Element box annotations:
··········

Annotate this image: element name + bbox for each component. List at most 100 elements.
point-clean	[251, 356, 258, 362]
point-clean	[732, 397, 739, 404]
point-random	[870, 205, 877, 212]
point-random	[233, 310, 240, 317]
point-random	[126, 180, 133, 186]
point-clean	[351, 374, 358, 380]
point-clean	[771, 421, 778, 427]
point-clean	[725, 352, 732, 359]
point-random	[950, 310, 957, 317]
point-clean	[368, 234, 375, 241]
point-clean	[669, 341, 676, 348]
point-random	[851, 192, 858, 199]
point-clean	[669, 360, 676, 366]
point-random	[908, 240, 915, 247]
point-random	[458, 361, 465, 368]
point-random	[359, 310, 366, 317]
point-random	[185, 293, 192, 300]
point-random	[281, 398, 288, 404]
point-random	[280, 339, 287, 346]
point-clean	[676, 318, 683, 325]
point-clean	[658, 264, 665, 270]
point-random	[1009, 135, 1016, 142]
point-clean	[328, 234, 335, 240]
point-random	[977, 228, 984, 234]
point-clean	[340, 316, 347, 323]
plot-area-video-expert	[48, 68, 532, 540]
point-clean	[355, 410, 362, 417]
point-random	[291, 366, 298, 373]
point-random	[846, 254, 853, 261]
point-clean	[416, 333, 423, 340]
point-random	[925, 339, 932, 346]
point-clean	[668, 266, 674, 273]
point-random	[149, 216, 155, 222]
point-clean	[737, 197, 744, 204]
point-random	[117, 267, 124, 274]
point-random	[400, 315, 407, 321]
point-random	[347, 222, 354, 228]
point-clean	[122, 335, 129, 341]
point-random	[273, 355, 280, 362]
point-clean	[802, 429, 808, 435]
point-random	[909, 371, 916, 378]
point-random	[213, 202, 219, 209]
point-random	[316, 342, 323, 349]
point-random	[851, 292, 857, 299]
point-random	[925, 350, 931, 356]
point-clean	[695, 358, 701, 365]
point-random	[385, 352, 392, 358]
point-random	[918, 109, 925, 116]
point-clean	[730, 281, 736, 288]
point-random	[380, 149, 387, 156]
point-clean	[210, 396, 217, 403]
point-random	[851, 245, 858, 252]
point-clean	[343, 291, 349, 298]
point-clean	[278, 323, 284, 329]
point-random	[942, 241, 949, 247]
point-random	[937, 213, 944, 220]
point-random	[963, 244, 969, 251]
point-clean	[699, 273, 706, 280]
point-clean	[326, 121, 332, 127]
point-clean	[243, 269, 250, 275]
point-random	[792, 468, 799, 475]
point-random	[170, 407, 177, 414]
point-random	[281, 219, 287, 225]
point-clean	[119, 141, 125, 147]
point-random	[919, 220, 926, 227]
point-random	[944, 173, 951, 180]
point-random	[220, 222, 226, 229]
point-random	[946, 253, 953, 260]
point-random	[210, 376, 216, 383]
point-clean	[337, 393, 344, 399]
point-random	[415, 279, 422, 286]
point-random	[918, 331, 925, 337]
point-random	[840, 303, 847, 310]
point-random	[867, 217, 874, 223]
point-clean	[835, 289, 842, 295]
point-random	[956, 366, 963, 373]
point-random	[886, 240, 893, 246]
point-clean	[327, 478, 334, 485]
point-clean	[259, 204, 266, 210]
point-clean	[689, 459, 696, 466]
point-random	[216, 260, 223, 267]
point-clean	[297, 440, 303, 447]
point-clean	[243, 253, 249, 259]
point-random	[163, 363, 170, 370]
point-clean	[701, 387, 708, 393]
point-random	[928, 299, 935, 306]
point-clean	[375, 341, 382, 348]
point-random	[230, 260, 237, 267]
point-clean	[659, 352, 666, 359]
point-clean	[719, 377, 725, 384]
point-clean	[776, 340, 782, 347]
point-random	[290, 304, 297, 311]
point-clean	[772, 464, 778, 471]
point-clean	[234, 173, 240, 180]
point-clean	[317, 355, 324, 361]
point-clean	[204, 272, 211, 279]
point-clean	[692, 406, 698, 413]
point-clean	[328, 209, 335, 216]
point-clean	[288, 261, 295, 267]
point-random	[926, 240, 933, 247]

··········

-- What the exercise asks --
Copy the data above line for line, keeping every character unchanged.

-- Completed task --
Annotate this image: element name + bbox for each component. List at most 100 elements.
point-clean	[251, 356, 258, 362]
point-clean	[732, 397, 739, 404]
point-random	[870, 205, 877, 212]
point-random	[233, 310, 240, 317]
point-random	[126, 180, 133, 186]
point-clean	[351, 374, 358, 380]
point-clean	[771, 421, 778, 427]
point-clean	[725, 352, 732, 359]
point-random	[950, 310, 957, 317]
point-clean	[368, 234, 375, 241]
point-clean	[669, 341, 676, 348]
point-random	[851, 192, 858, 199]
point-clean	[669, 360, 676, 366]
point-random	[908, 240, 915, 247]
point-random	[458, 361, 465, 368]
point-random	[359, 310, 366, 317]
point-random	[185, 293, 192, 300]
point-random	[281, 398, 288, 404]
point-random	[280, 339, 287, 346]
point-clean	[676, 318, 683, 325]
point-clean	[658, 264, 665, 270]
point-random	[1009, 135, 1016, 142]
point-clean	[328, 234, 335, 240]
point-random	[977, 228, 984, 234]
point-clean	[340, 316, 347, 323]
plot-area-video-expert	[48, 68, 532, 540]
point-clean	[355, 410, 362, 417]
point-random	[291, 366, 298, 373]
point-random	[846, 254, 853, 261]
point-clean	[416, 333, 423, 340]
point-random	[925, 339, 932, 346]
point-clean	[668, 266, 674, 273]
point-random	[149, 216, 155, 222]
point-clean	[737, 197, 744, 204]
point-random	[117, 267, 124, 274]
point-random	[400, 315, 407, 321]
point-random	[347, 222, 354, 228]
point-clean	[122, 335, 129, 341]
point-random	[273, 355, 280, 362]
point-clean	[802, 429, 808, 435]
point-random	[909, 371, 916, 378]
point-random	[213, 202, 219, 209]
point-random	[316, 342, 323, 349]
point-random	[851, 292, 857, 299]
point-random	[925, 350, 931, 356]
point-clean	[695, 358, 701, 365]
point-random	[385, 352, 392, 358]
point-random	[918, 109, 925, 116]
point-clean	[730, 281, 736, 288]
point-random	[380, 149, 387, 156]
point-clean	[210, 396, 217, 403]
point-random	[851, 245, 858, 252]
point-clean	[343, 291, 349, 298]
point-clean	[278, 323, 284, 329]
point-random	[942, 241, 949, 247]
point-random	[937, 213, 944, 220]
point-random	[963, 244, 969, 251]
point-clean	[699, 273, 706, 280]
point-clean	[326, 121, 332, 127]
point-clean	[243, 269, 250, 275]
point-random	[792, 468, 799, 475]
point-random	[170, 407, 177, 414]
point-random	[281, 219, 287, 225]
point-clean	[119, 141, 125, 147]
point-random	[919, 220, 926, 227]
point-random	[944, 173, 951, 180]
point-random	[220, 222, 226, 229]
point-random	[946, 253, 953, 260]
point-random	[210, 376, 216, 383]
point-clean	[337, 393, 344, 399]
point-random	[415, 279, 422, 286]
point-random	[918, 331, 925, 337]
point-random	[840, 303, 847, 310]
point-random	[867, 217, 874, 223]
point-clean	[835, 289, 842, 295]
point-random	[956, 366, 963, 373]
point-random	[886, 240, 893, 246]
point-clean	[327, 478, 334, 485]
point-clean	[259, 204, 266, 210]
point-clean	[689, 459, 696, 466]
point-random	[216, 260, 223, 267]
point-clean	[297, 440, 303, 447]
point-clean	[243, 253, 249, 259]
point-random	[163, 363, 170, 370]
point-clean	[701, 387, 708, 393]
point-random	[928, 299, 935, 306]
point-clean	[375, 341, 382, 348]
point-random	[230, 260, 237, 267]
point-clean	[659, 352, 666, 359]
point-clean	[719, 377, 725, 384]
point-clean	[776, 340, 782, 347]
point-random	[290, 304, 297, 311]
point-clean	[772, 464, 778, 471]
point-clean	[234, 173, 240, 180]
point-clean	[317, 355, 324, 361]
point-clean	[204, 272, 211, 279]
point-clean	[692, 406, 698, 413]
point-clean	[328, 209, 335, 216]
point-clean	[288, 261, 295, 267]
point-random	[926, 240, 933, 247]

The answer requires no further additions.